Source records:
>>>

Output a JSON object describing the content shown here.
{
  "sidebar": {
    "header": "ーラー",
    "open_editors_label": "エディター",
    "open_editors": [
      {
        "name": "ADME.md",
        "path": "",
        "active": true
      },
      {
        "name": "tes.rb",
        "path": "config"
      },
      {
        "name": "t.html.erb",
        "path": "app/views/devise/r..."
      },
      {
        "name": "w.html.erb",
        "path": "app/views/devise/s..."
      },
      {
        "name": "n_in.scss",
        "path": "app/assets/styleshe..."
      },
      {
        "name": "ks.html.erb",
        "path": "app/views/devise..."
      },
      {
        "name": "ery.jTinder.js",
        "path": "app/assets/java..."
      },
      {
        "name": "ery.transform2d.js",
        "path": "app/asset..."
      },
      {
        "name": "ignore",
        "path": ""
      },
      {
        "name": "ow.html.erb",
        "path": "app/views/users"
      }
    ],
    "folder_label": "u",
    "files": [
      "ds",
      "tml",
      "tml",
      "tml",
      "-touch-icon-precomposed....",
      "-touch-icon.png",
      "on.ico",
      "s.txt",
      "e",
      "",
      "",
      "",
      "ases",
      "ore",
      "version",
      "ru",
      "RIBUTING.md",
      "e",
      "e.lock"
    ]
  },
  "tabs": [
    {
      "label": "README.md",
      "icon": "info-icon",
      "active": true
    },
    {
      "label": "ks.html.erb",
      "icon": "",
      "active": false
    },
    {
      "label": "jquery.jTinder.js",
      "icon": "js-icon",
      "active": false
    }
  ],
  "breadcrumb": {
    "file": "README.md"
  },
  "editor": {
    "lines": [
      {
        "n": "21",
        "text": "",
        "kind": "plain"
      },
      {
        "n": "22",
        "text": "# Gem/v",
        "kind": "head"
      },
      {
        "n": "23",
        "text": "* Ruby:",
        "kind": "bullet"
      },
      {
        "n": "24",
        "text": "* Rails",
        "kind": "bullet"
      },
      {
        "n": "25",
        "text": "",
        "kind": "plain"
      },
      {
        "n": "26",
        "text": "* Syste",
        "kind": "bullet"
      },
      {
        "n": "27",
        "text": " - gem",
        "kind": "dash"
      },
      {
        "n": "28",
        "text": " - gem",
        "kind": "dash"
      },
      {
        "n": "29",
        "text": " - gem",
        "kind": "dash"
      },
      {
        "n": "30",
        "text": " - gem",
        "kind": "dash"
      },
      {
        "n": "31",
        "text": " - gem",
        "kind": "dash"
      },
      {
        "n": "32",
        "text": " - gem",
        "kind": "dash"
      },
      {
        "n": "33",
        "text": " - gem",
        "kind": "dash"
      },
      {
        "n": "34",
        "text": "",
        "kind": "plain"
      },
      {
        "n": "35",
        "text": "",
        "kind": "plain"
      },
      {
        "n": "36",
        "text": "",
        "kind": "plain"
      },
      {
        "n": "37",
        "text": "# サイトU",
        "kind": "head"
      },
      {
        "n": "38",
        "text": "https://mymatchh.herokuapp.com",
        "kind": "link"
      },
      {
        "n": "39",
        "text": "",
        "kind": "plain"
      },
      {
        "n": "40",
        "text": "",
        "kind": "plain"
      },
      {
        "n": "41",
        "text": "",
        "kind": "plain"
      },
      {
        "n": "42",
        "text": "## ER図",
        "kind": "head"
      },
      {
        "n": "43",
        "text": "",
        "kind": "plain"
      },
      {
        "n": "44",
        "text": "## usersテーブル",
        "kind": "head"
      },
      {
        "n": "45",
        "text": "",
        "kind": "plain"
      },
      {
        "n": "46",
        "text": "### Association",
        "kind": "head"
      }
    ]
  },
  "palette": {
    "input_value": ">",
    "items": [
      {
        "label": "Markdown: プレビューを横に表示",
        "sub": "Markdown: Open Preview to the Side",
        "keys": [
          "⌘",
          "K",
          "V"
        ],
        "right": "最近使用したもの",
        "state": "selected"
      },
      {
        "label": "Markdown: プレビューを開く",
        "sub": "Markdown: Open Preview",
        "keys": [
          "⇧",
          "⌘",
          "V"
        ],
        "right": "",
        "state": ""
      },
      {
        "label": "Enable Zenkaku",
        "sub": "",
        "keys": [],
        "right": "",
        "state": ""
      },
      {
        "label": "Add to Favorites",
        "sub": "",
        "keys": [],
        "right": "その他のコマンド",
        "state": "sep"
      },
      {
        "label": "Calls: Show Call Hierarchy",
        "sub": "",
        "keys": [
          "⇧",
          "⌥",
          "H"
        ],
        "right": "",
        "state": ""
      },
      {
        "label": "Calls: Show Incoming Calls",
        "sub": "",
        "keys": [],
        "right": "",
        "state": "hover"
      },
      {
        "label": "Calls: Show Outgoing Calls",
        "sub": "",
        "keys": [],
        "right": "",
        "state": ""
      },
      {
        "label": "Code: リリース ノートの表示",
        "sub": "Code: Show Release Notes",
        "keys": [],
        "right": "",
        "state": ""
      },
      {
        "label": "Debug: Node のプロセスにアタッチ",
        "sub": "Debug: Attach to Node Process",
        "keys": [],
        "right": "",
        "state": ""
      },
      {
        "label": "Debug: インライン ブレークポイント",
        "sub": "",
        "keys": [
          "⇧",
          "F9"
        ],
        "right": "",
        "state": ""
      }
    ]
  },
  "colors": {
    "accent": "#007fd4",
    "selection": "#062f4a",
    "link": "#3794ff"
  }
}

<<<

Brief –
Give only the number of lines in the records that include the word "views".

Written solution –
4